Records from a dataset:
──────────

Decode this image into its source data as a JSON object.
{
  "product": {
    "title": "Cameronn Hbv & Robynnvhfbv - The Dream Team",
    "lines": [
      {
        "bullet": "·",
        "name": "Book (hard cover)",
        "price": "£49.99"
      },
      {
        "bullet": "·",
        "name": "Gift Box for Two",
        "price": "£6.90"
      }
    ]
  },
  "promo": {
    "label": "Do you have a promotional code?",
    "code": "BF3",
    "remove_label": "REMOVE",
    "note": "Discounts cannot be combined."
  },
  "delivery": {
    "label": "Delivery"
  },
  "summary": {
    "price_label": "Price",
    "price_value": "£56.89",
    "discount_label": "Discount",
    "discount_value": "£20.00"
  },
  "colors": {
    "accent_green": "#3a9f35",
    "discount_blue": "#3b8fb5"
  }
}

──────────

→ **WHAT NEEDS TO BE DONE**: Extract the full listing above without alteration.

→ **RESULT OF THIS EXERCISE**:
Decode this image into its source data as a JSON object.
{
  "product": {
    "title": "Cameronn Hbv & Robynnvhfbv - The Dream Team",
    "lines": [
      {
        "bullet": "·",
        "name": "Book (hard cover)",
        "price": "£49.99"
      },
      {
        "bullet": "·",
        "name": "Gift Box for Two",
        "price": "£6.90"
      }
    ]
  },
  "promo": {
    "label": "Do you have a promotional code?",
    "code": "BF3",
    "remove_label": "REMOVE",
    "note": "Discounts cannot be combined."
  },
  "delivery": {
    "label": "Delivery"
  },
  "summary": {
    "price_label": "Price",
    "price_value": "£56.89",
    "discount_label": "Discount",
    "discount_value": "£20.00"
  },
  "colors": {
    "accent_green": "#3a9f35",
    "discount_blue": "#3b8fb5"
  }
}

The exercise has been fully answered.